TESTO FORNITO:
⁂

Determinante ai fini della decisione l'integrazione alla perizia psichiatrica che esclude il rischio di recidiva, risultato pari - dopo numerosi test - a quello che può essere riscontrato in un qualunque altro cittadino. Il provvedimento dei giudici è immediatamente esecutivo: la "mamma di Cogne" ha lasciato la casa circondariale della Dozza, dove era detenuta dal 2008, poco dopo le 16, a bordo di un'auto della parrocchia di don Nicolini dove ha sede la cooperativa sociale in cui era stata ammessa al lavoro esterno. Era seduta sul lato passeggero della vettura (che procedeva a velocità sostenuta), chinata per non essere ripresa dalle telecamere o fotografata: dopo una normale mattinata di lavoro come sarta, era tornata alla casa circondariale intorno alle 14,30 e una volta esaurite le pratiche burocratiche del caso è partita per Santa Cristina di Ripoli, sull'Appennino bolognese, dove è stata accolta dal marito ed dai due figli. "E' felice, ci sperava molto come tutti noi", ha ammesso l'avvocato Paola Savio, suo difensore di fiducia.
Nell'ammissione alla detenzione domiciliare, sottolineano fonti qualificate, non è necessaria la confessione del reato commesso. Per i magistrati di sorveglianza , la "capacità genitoriale" della donna è intatta. Nel corso della sua storia carceraria ha manifestato "una costante preoccupazione per i figli che erano abituati alla sua costante presenza": la Franzoni "si è posta il problema di conciliare il ruolo di madre con i vincoli detentivi e così ha cercato in ogni modo di garantire ai figli la propria presenza e di seguire da vicino i loro cambiamenti evolutivi".

⁂

ESTRATTI DEI RECORD:
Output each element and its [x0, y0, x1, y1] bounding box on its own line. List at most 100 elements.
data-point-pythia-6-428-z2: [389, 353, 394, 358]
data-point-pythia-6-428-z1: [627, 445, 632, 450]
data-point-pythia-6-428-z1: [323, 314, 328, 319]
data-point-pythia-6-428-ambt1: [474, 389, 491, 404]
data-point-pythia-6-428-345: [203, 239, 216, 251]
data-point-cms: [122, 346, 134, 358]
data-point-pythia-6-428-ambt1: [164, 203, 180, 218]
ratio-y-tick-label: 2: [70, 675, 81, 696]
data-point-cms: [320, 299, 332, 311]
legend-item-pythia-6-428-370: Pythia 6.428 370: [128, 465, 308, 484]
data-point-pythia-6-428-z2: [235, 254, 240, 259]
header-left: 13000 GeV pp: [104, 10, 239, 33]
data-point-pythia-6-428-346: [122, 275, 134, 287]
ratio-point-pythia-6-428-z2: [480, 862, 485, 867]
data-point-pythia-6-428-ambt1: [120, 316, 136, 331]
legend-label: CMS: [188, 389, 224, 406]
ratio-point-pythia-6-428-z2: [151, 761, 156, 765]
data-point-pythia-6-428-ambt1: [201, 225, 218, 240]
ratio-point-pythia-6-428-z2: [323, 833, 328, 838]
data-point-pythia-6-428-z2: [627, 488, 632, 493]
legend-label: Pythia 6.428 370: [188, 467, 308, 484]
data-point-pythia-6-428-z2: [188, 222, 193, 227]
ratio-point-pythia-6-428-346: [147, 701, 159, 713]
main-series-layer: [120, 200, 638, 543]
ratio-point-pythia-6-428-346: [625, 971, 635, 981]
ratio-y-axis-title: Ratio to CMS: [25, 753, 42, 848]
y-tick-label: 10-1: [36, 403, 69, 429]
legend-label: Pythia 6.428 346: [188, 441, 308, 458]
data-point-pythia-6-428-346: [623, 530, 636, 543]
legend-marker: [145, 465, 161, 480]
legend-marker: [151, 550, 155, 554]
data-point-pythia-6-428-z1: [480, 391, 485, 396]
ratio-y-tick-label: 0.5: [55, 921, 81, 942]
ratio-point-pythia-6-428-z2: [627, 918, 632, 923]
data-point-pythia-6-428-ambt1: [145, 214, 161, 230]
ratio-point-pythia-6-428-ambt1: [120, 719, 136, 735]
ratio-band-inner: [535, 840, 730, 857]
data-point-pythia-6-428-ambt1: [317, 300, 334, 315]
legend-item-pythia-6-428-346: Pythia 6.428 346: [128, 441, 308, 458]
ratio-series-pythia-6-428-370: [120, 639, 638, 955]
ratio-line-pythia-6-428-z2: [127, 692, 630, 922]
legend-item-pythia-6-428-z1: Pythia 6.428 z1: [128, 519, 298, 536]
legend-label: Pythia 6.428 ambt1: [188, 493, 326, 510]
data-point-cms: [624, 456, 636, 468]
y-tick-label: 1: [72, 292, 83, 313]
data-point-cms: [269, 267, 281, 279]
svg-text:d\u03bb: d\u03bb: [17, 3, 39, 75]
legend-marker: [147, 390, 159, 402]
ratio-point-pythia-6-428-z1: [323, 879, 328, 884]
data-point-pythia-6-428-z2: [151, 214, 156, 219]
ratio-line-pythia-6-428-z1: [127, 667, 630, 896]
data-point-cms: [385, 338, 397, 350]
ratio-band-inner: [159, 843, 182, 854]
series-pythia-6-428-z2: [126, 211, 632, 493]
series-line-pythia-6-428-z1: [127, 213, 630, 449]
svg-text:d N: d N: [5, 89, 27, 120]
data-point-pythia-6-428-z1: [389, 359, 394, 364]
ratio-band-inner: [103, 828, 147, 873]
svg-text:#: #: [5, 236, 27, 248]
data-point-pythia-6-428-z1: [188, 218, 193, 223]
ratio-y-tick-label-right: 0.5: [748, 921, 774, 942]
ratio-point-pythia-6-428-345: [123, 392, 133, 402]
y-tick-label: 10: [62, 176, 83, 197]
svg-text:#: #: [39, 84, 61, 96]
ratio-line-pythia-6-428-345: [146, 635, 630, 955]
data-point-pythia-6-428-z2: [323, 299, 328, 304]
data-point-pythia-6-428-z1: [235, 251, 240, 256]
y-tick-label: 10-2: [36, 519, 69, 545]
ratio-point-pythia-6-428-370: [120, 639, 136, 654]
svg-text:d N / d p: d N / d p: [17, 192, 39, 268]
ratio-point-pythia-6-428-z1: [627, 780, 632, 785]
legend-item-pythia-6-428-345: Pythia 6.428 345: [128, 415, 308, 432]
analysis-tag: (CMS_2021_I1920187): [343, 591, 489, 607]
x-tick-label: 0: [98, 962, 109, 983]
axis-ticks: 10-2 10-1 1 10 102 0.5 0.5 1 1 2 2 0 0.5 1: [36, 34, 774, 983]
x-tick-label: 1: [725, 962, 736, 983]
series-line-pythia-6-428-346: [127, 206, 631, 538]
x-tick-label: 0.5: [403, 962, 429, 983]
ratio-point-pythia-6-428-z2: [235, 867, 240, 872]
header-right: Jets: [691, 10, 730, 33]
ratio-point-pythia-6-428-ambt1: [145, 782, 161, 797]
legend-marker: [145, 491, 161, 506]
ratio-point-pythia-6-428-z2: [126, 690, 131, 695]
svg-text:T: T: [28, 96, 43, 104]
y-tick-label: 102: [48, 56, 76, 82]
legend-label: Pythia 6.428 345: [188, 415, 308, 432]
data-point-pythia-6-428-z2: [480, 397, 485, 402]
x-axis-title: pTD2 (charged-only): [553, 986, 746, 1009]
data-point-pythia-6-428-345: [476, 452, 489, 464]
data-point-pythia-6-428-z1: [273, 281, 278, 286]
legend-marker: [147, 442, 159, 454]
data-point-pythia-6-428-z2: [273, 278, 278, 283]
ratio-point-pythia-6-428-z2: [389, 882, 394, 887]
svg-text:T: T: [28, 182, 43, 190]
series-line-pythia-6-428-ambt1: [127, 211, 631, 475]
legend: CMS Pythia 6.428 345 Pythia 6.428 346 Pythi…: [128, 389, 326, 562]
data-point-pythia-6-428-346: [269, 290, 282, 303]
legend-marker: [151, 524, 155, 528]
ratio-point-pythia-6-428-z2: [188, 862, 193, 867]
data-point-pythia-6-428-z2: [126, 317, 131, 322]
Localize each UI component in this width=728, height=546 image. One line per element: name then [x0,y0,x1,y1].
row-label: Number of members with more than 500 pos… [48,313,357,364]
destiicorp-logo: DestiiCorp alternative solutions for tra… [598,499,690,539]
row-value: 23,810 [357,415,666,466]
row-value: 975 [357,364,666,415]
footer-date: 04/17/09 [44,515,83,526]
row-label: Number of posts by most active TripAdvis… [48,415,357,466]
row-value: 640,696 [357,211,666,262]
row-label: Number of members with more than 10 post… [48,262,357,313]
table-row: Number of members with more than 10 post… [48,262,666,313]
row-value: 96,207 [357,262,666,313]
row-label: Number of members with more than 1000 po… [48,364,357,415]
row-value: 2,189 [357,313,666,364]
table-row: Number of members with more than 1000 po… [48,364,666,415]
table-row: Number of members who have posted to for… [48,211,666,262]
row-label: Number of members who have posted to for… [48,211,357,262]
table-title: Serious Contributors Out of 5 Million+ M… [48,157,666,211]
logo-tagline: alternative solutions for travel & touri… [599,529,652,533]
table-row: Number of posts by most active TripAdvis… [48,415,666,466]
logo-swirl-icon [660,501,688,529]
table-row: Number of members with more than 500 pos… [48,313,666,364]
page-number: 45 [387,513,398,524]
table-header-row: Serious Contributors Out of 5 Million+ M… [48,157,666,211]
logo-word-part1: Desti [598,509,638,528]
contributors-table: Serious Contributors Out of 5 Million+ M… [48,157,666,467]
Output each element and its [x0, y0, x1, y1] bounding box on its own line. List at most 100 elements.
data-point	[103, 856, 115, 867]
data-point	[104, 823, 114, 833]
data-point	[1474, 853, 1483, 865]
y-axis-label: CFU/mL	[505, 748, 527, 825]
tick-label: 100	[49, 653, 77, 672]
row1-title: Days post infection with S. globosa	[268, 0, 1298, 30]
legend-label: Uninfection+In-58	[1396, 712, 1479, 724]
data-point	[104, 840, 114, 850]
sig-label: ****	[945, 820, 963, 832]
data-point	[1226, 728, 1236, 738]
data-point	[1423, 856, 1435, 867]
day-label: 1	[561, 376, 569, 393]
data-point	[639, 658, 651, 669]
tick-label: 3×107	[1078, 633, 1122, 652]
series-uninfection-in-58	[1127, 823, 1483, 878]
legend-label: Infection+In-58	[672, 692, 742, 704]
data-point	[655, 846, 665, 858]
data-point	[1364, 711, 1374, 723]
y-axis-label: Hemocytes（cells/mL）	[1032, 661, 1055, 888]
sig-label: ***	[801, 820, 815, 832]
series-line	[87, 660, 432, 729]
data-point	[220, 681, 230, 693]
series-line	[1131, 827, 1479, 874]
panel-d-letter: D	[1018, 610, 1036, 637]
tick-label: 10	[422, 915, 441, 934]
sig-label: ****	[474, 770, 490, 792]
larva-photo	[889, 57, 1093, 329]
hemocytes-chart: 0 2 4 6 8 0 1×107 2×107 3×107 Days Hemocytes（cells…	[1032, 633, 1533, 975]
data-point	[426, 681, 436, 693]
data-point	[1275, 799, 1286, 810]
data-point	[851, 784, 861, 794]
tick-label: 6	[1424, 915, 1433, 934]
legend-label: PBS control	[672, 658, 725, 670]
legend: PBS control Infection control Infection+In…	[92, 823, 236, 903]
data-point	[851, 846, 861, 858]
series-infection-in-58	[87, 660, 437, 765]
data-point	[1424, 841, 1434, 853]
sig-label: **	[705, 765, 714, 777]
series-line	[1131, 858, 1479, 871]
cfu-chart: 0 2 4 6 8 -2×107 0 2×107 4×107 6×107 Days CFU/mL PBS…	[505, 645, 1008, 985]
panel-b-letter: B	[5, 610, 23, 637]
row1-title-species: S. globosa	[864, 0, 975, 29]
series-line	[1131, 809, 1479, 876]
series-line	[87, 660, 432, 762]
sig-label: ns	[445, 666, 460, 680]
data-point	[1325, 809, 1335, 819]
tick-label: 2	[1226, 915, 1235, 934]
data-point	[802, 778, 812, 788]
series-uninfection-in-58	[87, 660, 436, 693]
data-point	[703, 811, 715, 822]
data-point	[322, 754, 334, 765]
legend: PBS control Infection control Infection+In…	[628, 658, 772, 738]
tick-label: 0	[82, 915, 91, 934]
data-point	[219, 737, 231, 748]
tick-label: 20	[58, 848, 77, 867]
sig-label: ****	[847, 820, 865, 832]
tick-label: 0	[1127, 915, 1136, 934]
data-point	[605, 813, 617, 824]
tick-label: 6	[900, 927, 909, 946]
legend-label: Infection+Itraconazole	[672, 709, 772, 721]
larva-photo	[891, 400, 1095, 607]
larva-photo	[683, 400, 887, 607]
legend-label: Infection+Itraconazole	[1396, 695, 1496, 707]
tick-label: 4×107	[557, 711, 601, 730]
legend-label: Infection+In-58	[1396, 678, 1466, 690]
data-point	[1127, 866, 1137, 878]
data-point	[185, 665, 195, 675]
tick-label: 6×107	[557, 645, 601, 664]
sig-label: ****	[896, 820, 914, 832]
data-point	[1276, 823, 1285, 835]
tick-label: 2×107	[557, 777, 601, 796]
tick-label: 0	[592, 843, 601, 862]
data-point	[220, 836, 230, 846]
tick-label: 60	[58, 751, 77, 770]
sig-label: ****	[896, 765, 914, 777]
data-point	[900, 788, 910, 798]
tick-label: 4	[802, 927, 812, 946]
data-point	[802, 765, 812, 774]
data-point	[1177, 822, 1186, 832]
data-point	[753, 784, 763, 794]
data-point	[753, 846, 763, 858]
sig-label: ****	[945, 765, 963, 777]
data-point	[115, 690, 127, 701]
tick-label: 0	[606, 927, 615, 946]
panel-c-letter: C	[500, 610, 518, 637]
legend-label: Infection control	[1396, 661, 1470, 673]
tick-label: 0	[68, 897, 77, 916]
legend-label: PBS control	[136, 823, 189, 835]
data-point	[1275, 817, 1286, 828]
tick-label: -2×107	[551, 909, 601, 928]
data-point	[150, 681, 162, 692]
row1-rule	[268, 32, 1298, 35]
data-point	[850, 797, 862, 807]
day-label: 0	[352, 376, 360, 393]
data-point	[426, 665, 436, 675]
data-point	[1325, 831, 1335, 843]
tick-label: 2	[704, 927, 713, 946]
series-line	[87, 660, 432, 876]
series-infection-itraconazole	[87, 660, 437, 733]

⁂

ESERCIZI DA SVOLGERE:
A) Elenca tutte le persone indicate con il proprio nome nel brano sulla detenzione domiciliare della Franzoni.
B) Prosegui il brano sulla detenzione domiciliare della Franzoni a partire dalla sua ultima frase.
I record non servono.

RISULTATI ATTESI:
A) don Nicolini, Paola Savio, Franzoni

B)
Anche "il lavoro in carcere è stato motivo di stimolo per porsi in relazione con le altre detenute" e "lo stato ansioso-depressivo della donna è stato soltanto in parte contenuto con l'assunzione di farmaci ed il sostegno psicologico, in quanto il pensiero è costantemente rivolto alla famiglia". Famiglia rivelatasi nella sua coesione e nella sua compattezza una "struttura di protezione, aiuto e supporto". Tematiche ricorrenti affrontate sono state quelle della "ferma volontà della detenuta di esternare la propria innocenza rispetto al reato e, soprattutto - scrivono i giudici - l'immenso dolore per la lontananza dei due figli e del marito, fulcro della propria esistenza". Nella perizia, redatta dal professore Augusto Balloni, si parlava di una residuale pericolosità sociale (non specifica ma generica) che può comunque essere contenuta grazie all'apporto della famiglia e con una terapia psichiatrica di sostegno.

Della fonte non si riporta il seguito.